> _Required task_
What is needed here is an exact copy of every entry.

==========

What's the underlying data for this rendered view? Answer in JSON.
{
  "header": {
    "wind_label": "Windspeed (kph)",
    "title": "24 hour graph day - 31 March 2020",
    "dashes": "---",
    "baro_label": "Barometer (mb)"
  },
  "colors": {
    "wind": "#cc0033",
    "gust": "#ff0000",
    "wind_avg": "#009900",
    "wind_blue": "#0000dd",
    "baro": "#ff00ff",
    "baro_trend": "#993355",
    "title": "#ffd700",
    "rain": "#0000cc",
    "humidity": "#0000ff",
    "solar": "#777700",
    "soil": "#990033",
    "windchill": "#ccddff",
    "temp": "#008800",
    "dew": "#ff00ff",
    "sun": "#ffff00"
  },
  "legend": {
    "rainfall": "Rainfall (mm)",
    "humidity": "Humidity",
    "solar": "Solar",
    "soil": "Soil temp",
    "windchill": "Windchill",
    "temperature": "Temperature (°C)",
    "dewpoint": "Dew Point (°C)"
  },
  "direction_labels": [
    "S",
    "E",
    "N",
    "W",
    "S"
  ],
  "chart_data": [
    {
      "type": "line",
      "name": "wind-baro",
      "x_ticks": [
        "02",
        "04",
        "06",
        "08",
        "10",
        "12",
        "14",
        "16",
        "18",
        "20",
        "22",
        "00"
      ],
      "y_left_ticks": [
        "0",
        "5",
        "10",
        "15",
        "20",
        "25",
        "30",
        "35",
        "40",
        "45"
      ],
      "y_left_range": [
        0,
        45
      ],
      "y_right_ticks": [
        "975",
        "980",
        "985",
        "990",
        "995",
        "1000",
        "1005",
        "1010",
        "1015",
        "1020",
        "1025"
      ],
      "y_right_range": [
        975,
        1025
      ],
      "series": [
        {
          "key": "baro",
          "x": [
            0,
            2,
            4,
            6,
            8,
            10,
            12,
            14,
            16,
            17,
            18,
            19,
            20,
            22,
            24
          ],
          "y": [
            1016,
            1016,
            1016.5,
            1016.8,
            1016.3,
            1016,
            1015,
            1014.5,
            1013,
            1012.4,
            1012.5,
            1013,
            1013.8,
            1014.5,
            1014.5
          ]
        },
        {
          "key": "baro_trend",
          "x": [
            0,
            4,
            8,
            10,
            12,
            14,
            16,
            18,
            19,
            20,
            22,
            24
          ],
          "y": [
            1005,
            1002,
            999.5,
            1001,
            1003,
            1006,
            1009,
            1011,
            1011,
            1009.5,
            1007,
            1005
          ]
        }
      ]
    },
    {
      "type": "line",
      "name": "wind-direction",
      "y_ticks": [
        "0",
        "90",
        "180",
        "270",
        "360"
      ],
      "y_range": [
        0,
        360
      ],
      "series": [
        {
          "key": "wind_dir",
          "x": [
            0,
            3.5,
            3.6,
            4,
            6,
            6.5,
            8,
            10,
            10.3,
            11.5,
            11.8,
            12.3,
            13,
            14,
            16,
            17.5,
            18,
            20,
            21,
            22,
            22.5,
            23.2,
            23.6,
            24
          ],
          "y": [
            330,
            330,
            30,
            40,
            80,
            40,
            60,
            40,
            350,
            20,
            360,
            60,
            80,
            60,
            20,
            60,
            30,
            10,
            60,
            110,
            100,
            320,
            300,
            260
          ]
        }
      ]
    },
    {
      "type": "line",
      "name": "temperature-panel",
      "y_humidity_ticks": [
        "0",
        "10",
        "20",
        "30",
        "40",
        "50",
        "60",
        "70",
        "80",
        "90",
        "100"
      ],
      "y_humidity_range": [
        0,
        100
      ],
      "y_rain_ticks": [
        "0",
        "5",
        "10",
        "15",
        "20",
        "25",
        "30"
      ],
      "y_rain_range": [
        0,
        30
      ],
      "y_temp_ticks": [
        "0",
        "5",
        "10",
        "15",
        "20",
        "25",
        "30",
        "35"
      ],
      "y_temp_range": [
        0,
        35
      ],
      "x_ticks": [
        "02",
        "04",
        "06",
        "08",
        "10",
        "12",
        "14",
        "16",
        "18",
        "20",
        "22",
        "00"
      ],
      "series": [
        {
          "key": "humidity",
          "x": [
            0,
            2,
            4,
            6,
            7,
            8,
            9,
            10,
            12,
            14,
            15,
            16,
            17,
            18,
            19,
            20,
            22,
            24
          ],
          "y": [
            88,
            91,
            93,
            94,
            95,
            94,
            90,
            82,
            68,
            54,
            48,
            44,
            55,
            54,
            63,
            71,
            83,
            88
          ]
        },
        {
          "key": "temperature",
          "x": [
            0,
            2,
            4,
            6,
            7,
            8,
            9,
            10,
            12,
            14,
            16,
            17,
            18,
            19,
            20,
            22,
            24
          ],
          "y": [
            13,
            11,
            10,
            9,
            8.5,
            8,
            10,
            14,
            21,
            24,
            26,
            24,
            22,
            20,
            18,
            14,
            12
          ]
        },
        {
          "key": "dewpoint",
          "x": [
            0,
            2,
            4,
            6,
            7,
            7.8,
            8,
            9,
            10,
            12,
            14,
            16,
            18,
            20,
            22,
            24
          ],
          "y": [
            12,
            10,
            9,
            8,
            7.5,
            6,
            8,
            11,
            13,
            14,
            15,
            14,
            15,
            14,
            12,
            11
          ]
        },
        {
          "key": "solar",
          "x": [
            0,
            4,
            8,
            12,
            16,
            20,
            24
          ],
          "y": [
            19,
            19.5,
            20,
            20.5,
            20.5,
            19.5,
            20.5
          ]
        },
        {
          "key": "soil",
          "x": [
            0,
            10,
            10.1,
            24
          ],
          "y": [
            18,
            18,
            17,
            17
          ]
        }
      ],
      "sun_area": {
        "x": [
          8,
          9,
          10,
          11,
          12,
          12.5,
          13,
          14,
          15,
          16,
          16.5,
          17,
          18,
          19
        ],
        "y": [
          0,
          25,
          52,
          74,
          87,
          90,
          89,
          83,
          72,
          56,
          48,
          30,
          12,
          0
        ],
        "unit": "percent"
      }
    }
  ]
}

==========

> _Exercise output_
What's the underlying data for this rendered view? Answer in JSON.
{
  "header": {
    "wind_label": "Windspeed (kph)",
    "title": "24 hour graph day - 31 March 2020",
    "dashes": "---",
    "baro_label": "Barometer (mb)"
  },
  "colors": {
    "wind": "#cc0033",
    "gust": "#ff0000",
    "wind_avg": "#009900",
    "wind_blue": "#0000dd",
    "baro": "#ff00ff",
    "baro_trend": "#993355",
    "title": "#ffd700",
    "rain": "#0000cc",
    "humidity": "#0000ff",
    "solar": "#777700",
    "soil": "#990033",
    "windchill": "#ccddff",
    "temp": "#008800",
    "dew": "#ff00ff",
    "sun": "#ffff00"
  },
  "legend": {
    "rainfall": "Rainfall (mm)",
    "humidity": "Humidity",
    "solar": "Solar",
    "soil": "Soil temp",
    "windchill": "Windchill",
    "temperature": "Temperature (°C)",
    "dewpoint": "Dew Point (°C)"
  },
  "direction_labels": [
    "S",
    "E",
    "N",
    "W",
    "S"
  ],
  "chart_data": [
    {
      "type": "line",
      "name": "wind-baro",
      "x_ticks": [
        "02",
        "04",
        "06",
        "08",
        "10",
        "12",
        "14",
        "16",
        "18",
        "20",
        "22",
        "00"
      ],
      "y_left_ticks": [
        "0",
        "5",
        "10",
        "15",
        "20",
        "25",
        "30",
        "35",
        "40",
        "45"
      ],
      "y_left_range": [
        0,
        45
      ],
      "y_right_ticks": [
        "975",
        "980",
        "985",
        "990",
        "995",
        "1000",
        "1005",
        "1010",
        "1015",
        "1020",
        "1025"
      ],
      "y_right_range": [
        975,
        1025
      ],
      "series": [
        {
          "key": "baro",
          "x": [
            0,
            2,
            4,
            6,
            8,
            10,
            12,
            14,
            16,
            17,
            18,
            19,
            20,
            22,
            24
          ],
          "y": [
            1016,
            1016,
            1016.5,
            1016.8,
            1016.3,
            1016,
            1015,
            1014.5,
            1013,
            1012.4,
            1012.5,
            1013,
            1013.8,
            1014.5,
            1014.5
          ]
        },
        {
          "key": "baro_trend",
          "x": [
            0,
            4,
            8,
            10,
            12,
            14,
            16,
            18,
            19,
            20,
            22,
            24
          ],
          "y": [
            1005,
            1002,
            999.5,
            1001,
            1003,
            1006,
            1009,
            1011,
            1011,
            1009.5,
            1007,
            1005
          ]
        }
      ]
    },
    {
      "type": "line",
      "name": "wind-direction",
      "y_ticks": [
        "0",
        "90",
        "180",
        "270",
        "360"
      ],
      "y_range": [
        0,
        360
      ],
      "series": [
        {
          "key": "wind_dir",
          "x": [
            0,
            3.5,
            3.6,
            4,
            6,
            6.5,
            8,
            10,
            10.3,
            11.5,
            11.8,
            12.3,
            13,
            14,
            16,
            17.5,
            18,
            20,
            21,
            22,
            22.5,
            23.2,
            23.6,
            24
          ],
          "y": [
            330,
            330,
            30,
            40,
            80,
            40,
            60,
            40,
            350,
            20,
            360,
            60,
            80,
            60,
            20,
            60,
            30,
            10,
            60,
            110,
            100,
            320,
            300,
            260
          ]
        }
      ]
    },
    {
      "type": "line",
      "name": "temperature-panel",
      "y_humidity_ticks": [
        "0",
        "10",
        "20",
        "30",
        "40",
        "50",
        "60",
        "70",
        "80",
        "90",
        "100"
      ],
      "y_humidity_range": [
        0,
        100
      ],
      "y_rain_ticks": [
        "0",
        "5",
        "10",
        "15",
        "20",
        "25",
        "30"
      ],
      "y_rain_range": [
        0,
        30
      ],
      "y_temp_ticks": [
        "0",
        "5",
        "10",
        "15",
        "20",
        "25",
        "30",
        "35"
      ],
      "y_temp_range": [
        0,
        35
      ],
      "x_ticks": [
        "02",
        "04",
        "06",
        "08",
        "10",
        "12",
        "14",
        "16",
        "18",
        "20",
        "22",
        "00"
      ],
      "series": [
        {
          "key": "humidity",
          "x": [
            0,
            2,
            4,
            6,
            7,
            8,
            9,
            10,
            12,
            14,
            15,
            16,
            17,
            18,
            19,
            20,
            22,
            24
          ],
          "y": [
            88,
            91,
            93,
            94,
            95,
            94,
            90,
            82,
            68,
            54,
            48,
            44,
            55,
            54,
            63,
            71,
            83,
            88
          ]
        },
        {
          "key": "temperature",
          "x": [
            0,
            2,
            4,
            6,
            7,
            8,
            9,
            10,
            12,
            14,
            16,
            17,
            18,
            19,
            20,
            22,
            24
          ],
          "y": [
            13,
            11,
            10,
            9,
            8.5,
            8,
            10,
            14,
            21,
            24,
            26,
            24,
            22,
            20,
            18,
            14,
            12
          ]
        },
        {
          "key": "dewpoint",
          "x": [
            0,
            2,
            4,
            6,
            7,
            7.8,
            8,
            9,
            10,
            12,
            14,
            16,
            18,
            20,
            22,
            24
          ],
          "y": [
            12,
            10,
            9,
            8,
            7.5,
            6,
            8,
            11,
            13,
            14,
            15,
            14,
            15,
            14,
            12,
            11
          ]
        },
        {
          "key": "solar",
          "x": [
            0,
            4,
            8,
            12,
            16,
            20,
            24
          ],
          "y": [
            19,
            19.5,
            20,
            20.5,
            20.5,
            19.5,
            20.5
          ]
        },
        {
          "key": "soil",
          "x": [
            0,
            10,
            10.1,
            24
          ],
          "y": [
            18,
            18,
            17,
            17
          ]
        }
      ],
      "sun_area": {
        "x": [
          8,
          9,
          10,
          11,
          12,
          12.5,
          13,
          14,
          15,
          16,
          16.5,
          17,
          18,
          19
        ],
        "y": [
          0,
          25,
          52,
          74,
          87,
          90,
          89,
          83,
          72,
          56,
          48,
          30,
          12,
          0
        ],
        "unit": "percent"
      }
    }
  ]
}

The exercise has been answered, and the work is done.